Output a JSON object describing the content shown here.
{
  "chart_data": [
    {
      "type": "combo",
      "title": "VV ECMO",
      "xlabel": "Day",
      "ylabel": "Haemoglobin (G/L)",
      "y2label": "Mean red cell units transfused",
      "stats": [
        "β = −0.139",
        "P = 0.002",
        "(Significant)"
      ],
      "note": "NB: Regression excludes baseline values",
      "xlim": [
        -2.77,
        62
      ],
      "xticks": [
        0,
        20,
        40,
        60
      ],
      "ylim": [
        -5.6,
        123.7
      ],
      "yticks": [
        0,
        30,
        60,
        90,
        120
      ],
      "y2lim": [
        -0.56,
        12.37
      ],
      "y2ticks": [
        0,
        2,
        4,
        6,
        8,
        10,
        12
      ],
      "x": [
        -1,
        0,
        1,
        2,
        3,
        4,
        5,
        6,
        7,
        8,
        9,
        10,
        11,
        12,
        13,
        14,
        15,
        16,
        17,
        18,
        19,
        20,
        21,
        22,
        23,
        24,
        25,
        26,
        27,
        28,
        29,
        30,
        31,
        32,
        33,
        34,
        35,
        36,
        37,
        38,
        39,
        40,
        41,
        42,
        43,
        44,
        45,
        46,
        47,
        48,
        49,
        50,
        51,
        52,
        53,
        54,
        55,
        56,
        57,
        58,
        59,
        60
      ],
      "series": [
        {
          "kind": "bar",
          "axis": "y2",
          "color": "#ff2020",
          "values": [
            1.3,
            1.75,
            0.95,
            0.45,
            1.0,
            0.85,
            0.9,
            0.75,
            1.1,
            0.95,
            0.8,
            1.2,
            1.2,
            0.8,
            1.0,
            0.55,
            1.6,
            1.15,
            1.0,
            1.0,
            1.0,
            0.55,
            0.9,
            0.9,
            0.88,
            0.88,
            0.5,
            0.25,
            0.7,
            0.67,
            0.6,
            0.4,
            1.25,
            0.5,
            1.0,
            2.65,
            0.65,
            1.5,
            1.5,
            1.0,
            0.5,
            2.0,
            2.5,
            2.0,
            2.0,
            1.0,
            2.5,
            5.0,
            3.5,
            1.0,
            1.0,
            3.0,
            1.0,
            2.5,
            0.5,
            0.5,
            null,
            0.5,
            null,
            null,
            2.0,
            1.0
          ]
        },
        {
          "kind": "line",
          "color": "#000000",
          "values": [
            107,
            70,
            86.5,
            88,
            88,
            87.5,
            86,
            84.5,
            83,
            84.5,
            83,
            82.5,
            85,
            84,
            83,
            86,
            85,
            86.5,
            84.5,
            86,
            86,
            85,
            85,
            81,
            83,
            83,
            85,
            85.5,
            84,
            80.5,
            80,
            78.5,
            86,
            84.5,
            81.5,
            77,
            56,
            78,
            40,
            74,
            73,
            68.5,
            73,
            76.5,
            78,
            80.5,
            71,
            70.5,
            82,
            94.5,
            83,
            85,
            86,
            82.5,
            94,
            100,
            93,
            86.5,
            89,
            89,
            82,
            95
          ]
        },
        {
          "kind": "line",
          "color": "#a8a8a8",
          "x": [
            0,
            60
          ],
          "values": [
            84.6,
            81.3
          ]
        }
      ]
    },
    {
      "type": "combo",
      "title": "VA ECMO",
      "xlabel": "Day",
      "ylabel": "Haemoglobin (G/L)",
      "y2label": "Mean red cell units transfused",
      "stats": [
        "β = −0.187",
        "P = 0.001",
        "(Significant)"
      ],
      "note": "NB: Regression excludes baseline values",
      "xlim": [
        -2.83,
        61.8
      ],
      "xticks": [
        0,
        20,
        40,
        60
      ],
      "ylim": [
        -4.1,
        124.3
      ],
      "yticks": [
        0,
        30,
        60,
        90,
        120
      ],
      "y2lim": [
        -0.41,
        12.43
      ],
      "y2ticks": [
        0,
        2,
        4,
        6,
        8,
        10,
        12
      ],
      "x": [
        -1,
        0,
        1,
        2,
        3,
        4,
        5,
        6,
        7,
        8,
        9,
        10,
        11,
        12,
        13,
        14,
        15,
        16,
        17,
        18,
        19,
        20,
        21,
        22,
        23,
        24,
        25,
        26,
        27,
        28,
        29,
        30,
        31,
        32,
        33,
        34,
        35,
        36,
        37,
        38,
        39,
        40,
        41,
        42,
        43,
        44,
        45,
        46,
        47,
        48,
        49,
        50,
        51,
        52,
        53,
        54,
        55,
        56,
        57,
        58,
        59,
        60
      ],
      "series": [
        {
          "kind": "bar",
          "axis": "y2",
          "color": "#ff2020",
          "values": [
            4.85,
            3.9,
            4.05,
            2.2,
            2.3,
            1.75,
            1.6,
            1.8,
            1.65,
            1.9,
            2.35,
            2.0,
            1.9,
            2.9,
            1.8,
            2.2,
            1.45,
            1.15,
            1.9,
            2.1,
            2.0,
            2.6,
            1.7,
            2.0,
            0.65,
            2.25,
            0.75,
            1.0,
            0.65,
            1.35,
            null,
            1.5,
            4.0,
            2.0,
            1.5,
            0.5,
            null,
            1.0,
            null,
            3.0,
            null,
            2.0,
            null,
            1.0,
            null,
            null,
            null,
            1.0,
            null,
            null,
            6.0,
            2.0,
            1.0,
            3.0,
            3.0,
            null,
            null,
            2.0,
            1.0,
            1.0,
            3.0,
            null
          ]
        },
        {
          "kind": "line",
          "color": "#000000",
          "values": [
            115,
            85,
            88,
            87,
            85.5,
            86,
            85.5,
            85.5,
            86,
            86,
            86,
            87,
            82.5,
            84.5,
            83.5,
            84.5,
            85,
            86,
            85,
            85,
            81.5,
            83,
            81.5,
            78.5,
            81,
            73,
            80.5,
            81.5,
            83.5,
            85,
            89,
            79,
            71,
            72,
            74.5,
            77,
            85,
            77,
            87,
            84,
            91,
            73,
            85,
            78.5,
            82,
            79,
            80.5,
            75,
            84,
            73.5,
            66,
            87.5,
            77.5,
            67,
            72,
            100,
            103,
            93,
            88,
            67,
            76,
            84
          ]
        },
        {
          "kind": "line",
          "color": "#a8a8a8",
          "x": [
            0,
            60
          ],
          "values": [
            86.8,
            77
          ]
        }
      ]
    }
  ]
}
----------------
◆ **Aim of the exercise**
Please set down the whole listing above without altering a single line.

◆ **Answer to the exercise**
Output a JSON object describing the content shown here.
{
  "chart_data": [
    {
      "type": "combo",
      "title": "VV ECMO",
      "xlabel": "Day",
      "ylabel": "Haemoglobin (G/L)",
      "y2label": "Mean red cell units transfused",
      "stats": [
        "β = −0.139",
        "P = 0.002",
        "(Significant)"
      ],
      "note": "NB: Regression excludes baseline values",
      "xlim": [
        -2.77,
        62
      ],
      "xticks": [
        0,
        20,
        40,
        60
      ],
      "ylim": [
        -5.6,
        123.7
      ],
      "yticks": [
        0,
        30,
        60,
        90,
        120
      ],
      "y2lim": [
        -0.56,
        12.37
      ],
      "y2ticks": [
        0,
        2,
        4,
        6,
        8,
        10,
        12
      ],
      "x": [
        -1,
        0,
        1,
        2,
        3,
        4,
        5,
        6,
        7,
        8,
        9,
        10,
        11,
        12,
        13,
        14,
        15,
        16,
        17,
        18,
        19,
        20,
        21,
        22,
        23,
        24,
        25,
        26,
        27,
        28,
        29,
        30,
        31,
        32,
        33,
        34,
        35,
        36,
        37,
        38,
        39,
        40,
        41,
        42,
        43,
        44,
        45,
        46,
        47,
        48,
        49,
        50,
        51,
        52,
        53,
        54,
        55,
        56,
        57,
        58,
        59,
        60
      ],
      "series": [
        {
          "kind": "bar",
          "axis": "y2",
          "color": "#ff2020",
          "values": [
            1.3,
            1.75,
            0.95,
            0.45,
            1.0,
            0.85,
            0.9,
            0.75,
            1.1,
            0.95,
            0.8,
            1.2,
            1.2,
            0.8,
            1.0,
            0.55,
            1.6,
            1.15,
            1.0,
            1.0,
            1.0,
            0.55,
            0.9,
            0.9,
            0.88,
            0.88,
            0.5,
            0.25,
            0.7,
            0.67,
            0.6,
            0.4,
            1.25,
            0.5,
            1.0,
            2.65,
            0.65,
            1.5,
            1.5,
            1.0,
            0.5,
            2.0,
            2.5,
            2.0,
            2.0,
            1.0,
            2.5,
            5.0,
            3.5,
            1.0,
            1.0,
            3.0,
            1.0,
            2.5,
            0.5,
            0.5,
            null,
            0.5,
            null,
            null,
            2.0,
            1.0
          ]
        },
        {
          "kind": "line",
          "color": "#000000",
          "values": [
            107,
            70,
            86.5,
            88,
            88,
            87.5,
            86,
            84.5,
            83,
            84.5,
            83,
            82.5,
            85,
            84,
            83,
            86,
            85,
            86.5,
            84.5,
            86,
            86,
            85,
            85,
            81,
            83,
            83,
            85,
            85.5,
            84,
            80.5,
            80,
            78.5,
            86,
            84.5,
            81.5,
            77,
            56,
            78,
            40,
            74,
            73,
            68.5,
            73,
            76.5,
            78,
            80.5,
            71,
            70.5,
            82,
            94.5,
            83,
            85,
            86,
            82.5,
            94,
            100,
            93,
            86.5,
            89,
            89,
            82,
            95
          ]
        },
        {
          "kind": "line",
          "color": "#a8a8a8",
          "x": [
            0,
            60
          ],
          "values": [
            84.6,
            81.3
          ]
        }
      ]
    },
    {
      "type": "combo",
      "title": "VA ECMO",
      "xlabel": "Day",
      "ylabel": "Haemoglobin (G/L)",
      "y2label": "Mean red cell units transfused",
      "stats": [
        "β = −0.187",
        "P = 0.001",
        "(Significant)"
      ],
      "note": "NB: Regression excludes baseline values",
      "xlim": [
        -2.83,
        61.8
      ],
      "xticks": [
        0,
        20,
        40,
        60
      ],
      "ylim": [
        -4.1,
        124.3
      ],
      "yticks": [
        0,
        30,
        60,
        90,
        120
      ],
      "y2lim": [
        -0.41,
        12.43
      ],
      "y2ticks": [
        0,
        2,
        4,
        6,
        8,
        10,
        12
      ],
      "x": [
        -1,
        0,
        1,
        2,
        3,
        4,
        5,
        6,
        7,
        8,
        9,
        10,
        11,
        12,
        13,
        14,
        15,
        16,
        17,
        18,
        19,
        20,
        21,
        22,
        23,
        24,
        25,
        26,
        27,
        28,
        29,
        30,
        31,
        32,
        33,
        34,
        35,
        36,
        37,
        38,
        39,
        40,
        41,
        42,
        43,
        44,
        45,
        46,
        47,
        48,
        49,
        50,
        51,
        52,
        53,
        54,
        55,
        56,
        57,
        58,
        59,
        60
      ],
      "series": [
        {
          "kind": "bar",
          "axis": "y2",
          "color": "#ff2020",
          "values": [
            4.85,
            3.9,
            4.05,
            2.2,
            2.3,
            1.75,
            1.6,
            1.8,
            1.65,
            1.9,
            2.35,
            2.0,
            1.9,
            2.9,
            1.8,
            2.2,
            1.45,
            1.15,
            1.9,
            2.1,
            2.0,
            2.6,
            1.7,
            2.0,
            0.65,
            2.25,
            0.75,
            1.0,
            0.65,
            1.35,
            null,
            1.5,
            4.0,
            2.0,
            1.5,
            0.5,
            null,
            1.0,
            null,
            3.0,
            null,
            2.0,
            null,
            1.0,
            null,
            null,
            null,
            1.0,
            null,
            null,
            6.0,
            2.0,
            1.0,
            3.0,
            3.0,
            null,
            null,
            2.0,
            1.0,
            1.0,
            3.0,
            null
          ]
        },
        {
          "kind": "line",
          "color": "#000000",
          "values": [
            115,
            85,
            88,
            87,
            85.5,
            86,
            85.5,
            85.5,
            86,
            86,
            86,
            87,
            82.5,
            84.5,
            83.5,
            84.5,
            85,
            86,
            85,
            85,
            81.5,
            83,
            81.5,
            78.5,
            81,
            73,
            80.5,
            81.5,
            83.5,
            85,
            89,
            79,
            71,
            72,
            74.5,
            77,
            85,
            77,
            87,
            84,
            91,
            73,
            85,
            78.5,
            82,
            79,
            80.5,
            75,
            84,
            73.5,
            66,
            87.5,
            77.5,
            67,
            72,
            100,
            103,
            93,
            88,
            67,
            76,
            84
          ]
        },
        {
          "kind": "line",
          "color": "#a8a8a8",
          "x": [
            0,
            60
          ],
          "values": [
            86.8,
            77
          ]
        }
      ]
    }
  ]
}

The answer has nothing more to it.